#### OBJECTIVE
Locate and copy all lines bearing the word "livepix".

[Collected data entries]
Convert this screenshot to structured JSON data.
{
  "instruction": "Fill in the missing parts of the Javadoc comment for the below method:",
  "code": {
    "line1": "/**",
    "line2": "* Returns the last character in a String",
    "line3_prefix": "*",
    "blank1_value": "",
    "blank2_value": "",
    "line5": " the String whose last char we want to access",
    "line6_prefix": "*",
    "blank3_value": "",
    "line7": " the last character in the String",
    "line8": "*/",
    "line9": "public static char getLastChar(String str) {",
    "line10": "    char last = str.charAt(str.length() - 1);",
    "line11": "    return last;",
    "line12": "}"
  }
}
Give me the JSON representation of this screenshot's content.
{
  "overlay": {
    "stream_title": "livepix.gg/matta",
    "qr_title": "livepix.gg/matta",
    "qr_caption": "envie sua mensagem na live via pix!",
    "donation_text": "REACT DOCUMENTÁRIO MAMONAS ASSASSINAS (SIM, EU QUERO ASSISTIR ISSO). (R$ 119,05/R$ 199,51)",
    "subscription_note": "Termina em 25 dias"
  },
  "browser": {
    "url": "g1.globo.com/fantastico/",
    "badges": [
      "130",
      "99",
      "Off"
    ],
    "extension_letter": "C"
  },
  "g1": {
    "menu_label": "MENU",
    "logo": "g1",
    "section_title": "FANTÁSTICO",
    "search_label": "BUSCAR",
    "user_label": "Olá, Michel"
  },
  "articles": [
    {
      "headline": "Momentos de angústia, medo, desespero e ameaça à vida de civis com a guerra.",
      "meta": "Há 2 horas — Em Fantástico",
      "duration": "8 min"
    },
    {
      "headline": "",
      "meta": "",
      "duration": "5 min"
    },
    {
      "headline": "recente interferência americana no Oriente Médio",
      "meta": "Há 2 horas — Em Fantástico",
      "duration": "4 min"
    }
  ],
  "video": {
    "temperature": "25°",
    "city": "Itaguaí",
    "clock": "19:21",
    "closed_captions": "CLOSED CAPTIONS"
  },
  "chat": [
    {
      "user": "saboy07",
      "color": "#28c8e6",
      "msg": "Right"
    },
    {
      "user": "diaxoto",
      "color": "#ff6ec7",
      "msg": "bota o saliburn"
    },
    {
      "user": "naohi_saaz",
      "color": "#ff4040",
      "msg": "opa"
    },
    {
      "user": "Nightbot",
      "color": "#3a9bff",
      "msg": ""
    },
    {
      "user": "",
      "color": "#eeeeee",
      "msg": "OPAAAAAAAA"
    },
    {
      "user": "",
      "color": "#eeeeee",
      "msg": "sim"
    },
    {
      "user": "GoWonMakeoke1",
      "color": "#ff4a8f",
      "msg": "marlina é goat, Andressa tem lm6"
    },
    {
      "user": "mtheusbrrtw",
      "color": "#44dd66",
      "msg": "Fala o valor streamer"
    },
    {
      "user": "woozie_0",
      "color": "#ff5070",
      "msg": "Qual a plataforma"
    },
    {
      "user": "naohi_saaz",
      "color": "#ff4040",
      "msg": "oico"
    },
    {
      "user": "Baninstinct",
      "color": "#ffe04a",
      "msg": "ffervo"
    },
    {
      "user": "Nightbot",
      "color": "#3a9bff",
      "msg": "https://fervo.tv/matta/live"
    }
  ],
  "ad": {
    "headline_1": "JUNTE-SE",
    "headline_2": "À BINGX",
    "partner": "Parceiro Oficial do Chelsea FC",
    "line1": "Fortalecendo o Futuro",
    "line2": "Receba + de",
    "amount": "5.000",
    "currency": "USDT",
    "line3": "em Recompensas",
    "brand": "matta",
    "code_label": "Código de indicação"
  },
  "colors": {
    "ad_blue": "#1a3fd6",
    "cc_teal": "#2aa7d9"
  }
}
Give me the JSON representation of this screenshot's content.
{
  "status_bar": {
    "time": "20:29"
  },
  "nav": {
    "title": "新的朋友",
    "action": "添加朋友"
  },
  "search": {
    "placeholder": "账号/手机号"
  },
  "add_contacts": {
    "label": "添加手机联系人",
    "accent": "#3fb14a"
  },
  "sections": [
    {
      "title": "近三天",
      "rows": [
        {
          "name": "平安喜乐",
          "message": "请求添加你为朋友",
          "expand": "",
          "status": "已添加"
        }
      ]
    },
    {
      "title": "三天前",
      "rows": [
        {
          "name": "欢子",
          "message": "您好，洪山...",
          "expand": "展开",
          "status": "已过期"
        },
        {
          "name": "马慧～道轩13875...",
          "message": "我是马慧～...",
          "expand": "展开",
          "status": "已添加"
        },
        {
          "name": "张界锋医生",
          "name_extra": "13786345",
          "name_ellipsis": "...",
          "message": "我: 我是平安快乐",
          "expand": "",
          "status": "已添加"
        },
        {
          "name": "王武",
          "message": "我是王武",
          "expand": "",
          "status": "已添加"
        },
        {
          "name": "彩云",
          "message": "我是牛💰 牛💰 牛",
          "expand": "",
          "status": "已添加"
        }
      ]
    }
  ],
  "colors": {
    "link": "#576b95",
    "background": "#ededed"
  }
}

#### SOLUTION BELOW
    "stream_title": "livepix.gg/matta",
    "qr_title": "livepix.gg/matta",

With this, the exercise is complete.